Task instructions: Pick out all lines of the entries that include the word "name" and copy them.

■ ■ ■ ■ ■ ■ ■

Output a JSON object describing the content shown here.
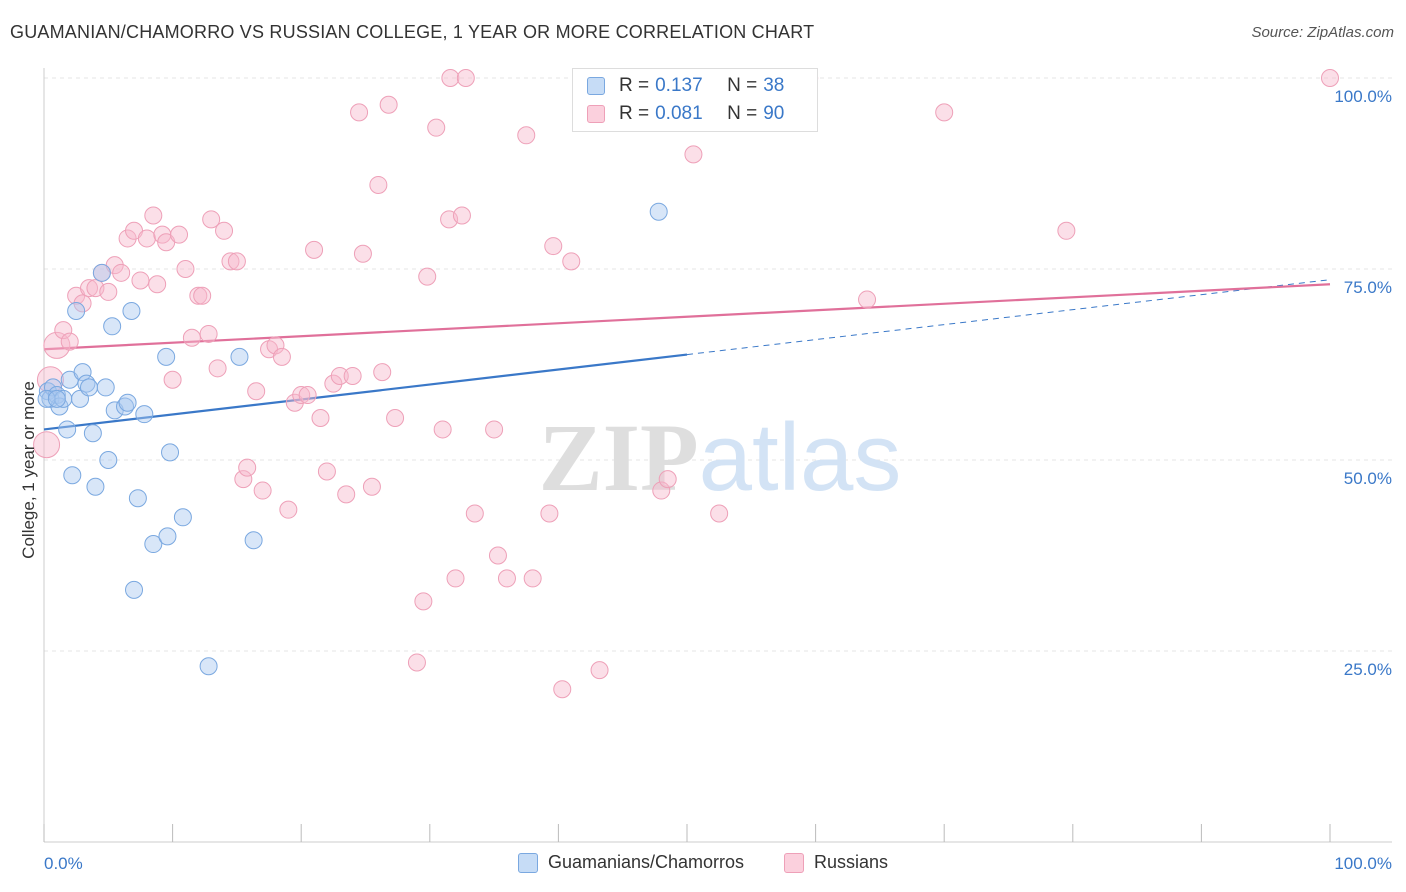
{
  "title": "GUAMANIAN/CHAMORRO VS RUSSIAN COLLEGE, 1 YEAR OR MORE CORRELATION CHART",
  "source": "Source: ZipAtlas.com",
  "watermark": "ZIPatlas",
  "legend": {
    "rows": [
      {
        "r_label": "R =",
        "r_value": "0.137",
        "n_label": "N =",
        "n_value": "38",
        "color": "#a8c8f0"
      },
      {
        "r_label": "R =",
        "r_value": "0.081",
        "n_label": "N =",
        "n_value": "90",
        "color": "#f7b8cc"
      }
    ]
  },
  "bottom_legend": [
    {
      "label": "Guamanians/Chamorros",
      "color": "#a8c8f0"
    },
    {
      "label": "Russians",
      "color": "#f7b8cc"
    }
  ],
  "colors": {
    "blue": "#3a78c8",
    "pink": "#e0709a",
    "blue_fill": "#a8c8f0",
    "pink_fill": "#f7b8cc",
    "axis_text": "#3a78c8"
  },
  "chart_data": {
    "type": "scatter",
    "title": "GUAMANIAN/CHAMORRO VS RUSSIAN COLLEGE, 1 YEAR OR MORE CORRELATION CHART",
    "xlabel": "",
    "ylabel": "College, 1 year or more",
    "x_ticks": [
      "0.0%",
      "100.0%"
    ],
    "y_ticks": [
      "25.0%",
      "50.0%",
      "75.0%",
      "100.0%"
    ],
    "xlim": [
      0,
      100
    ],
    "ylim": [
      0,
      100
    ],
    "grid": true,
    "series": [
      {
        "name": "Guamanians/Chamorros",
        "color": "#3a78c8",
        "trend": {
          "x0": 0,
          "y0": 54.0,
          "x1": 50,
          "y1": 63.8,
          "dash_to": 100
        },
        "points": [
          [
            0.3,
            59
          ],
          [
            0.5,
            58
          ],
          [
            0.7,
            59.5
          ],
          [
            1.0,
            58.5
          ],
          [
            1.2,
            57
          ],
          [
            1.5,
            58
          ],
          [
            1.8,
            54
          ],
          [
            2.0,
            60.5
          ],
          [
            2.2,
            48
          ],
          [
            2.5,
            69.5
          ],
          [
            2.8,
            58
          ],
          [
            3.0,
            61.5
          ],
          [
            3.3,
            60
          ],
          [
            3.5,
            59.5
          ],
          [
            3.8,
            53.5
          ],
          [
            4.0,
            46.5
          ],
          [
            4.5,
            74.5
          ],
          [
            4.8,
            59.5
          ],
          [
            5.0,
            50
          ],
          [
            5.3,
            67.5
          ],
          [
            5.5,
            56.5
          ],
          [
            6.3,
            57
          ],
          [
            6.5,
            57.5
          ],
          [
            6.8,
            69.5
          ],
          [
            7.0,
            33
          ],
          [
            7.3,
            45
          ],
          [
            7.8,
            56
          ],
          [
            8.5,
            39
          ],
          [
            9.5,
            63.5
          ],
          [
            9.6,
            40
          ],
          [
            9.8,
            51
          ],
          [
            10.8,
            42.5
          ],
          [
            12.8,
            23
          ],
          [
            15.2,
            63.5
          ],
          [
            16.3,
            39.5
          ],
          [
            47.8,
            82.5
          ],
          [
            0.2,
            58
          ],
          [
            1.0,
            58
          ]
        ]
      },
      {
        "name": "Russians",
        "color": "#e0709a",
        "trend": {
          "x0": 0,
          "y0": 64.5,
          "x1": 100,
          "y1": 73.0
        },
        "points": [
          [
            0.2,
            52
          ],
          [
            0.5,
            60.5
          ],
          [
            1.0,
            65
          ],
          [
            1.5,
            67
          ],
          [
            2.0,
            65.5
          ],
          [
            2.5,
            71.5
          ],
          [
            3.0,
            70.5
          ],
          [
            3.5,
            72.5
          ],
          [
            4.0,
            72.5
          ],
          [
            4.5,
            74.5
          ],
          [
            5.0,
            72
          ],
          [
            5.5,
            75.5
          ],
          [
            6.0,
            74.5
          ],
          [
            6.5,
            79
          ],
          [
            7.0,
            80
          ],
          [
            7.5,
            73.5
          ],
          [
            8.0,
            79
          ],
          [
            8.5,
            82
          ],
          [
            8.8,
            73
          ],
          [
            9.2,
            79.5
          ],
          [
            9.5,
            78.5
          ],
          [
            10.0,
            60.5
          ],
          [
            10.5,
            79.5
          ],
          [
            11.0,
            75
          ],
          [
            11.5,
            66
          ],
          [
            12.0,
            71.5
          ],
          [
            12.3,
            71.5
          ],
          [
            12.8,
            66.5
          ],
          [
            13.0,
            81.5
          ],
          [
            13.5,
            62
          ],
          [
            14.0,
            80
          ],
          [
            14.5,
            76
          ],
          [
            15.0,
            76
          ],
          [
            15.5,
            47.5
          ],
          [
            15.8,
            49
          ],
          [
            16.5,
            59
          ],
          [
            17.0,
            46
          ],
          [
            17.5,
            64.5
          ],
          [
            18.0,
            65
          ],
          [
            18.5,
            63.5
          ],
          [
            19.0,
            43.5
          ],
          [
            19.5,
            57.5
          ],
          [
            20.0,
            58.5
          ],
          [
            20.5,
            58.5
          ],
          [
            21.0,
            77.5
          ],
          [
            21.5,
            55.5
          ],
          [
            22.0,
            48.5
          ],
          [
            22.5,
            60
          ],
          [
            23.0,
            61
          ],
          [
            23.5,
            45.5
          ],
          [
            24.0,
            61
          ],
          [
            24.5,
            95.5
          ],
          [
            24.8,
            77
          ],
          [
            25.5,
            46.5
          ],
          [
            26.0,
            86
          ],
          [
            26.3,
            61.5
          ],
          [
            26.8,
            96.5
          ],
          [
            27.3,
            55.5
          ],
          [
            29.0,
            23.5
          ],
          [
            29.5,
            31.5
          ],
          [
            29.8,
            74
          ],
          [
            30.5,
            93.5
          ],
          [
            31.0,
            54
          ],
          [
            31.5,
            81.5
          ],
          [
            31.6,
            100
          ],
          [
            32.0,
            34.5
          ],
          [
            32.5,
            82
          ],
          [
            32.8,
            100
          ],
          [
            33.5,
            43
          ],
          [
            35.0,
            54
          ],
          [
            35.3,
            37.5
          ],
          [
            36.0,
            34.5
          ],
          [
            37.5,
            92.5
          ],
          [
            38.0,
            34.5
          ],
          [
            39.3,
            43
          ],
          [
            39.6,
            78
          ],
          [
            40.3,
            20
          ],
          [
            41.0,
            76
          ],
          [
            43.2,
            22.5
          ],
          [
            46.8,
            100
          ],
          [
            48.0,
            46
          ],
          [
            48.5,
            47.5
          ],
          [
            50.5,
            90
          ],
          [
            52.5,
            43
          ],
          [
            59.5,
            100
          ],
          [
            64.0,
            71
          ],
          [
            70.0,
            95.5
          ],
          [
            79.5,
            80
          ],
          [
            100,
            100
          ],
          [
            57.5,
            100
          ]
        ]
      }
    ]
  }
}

■ ■ ■ ■ ■ ■ ■

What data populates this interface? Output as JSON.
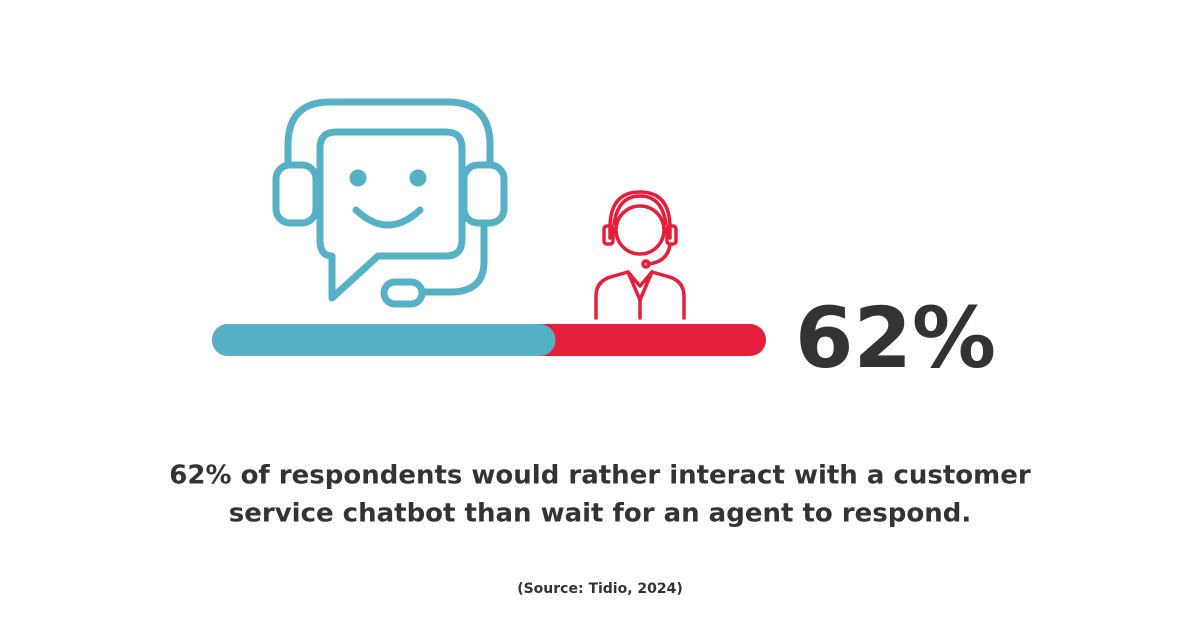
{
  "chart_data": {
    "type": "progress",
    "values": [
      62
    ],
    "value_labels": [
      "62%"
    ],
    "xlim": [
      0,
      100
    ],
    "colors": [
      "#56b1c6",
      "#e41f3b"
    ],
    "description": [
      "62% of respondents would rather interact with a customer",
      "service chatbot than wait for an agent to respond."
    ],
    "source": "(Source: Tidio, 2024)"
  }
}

■ ■ ■ ■ ■ ■ ■

Task answer:
        "name": "Guamanians/Chamorros",
        "name": "Russians",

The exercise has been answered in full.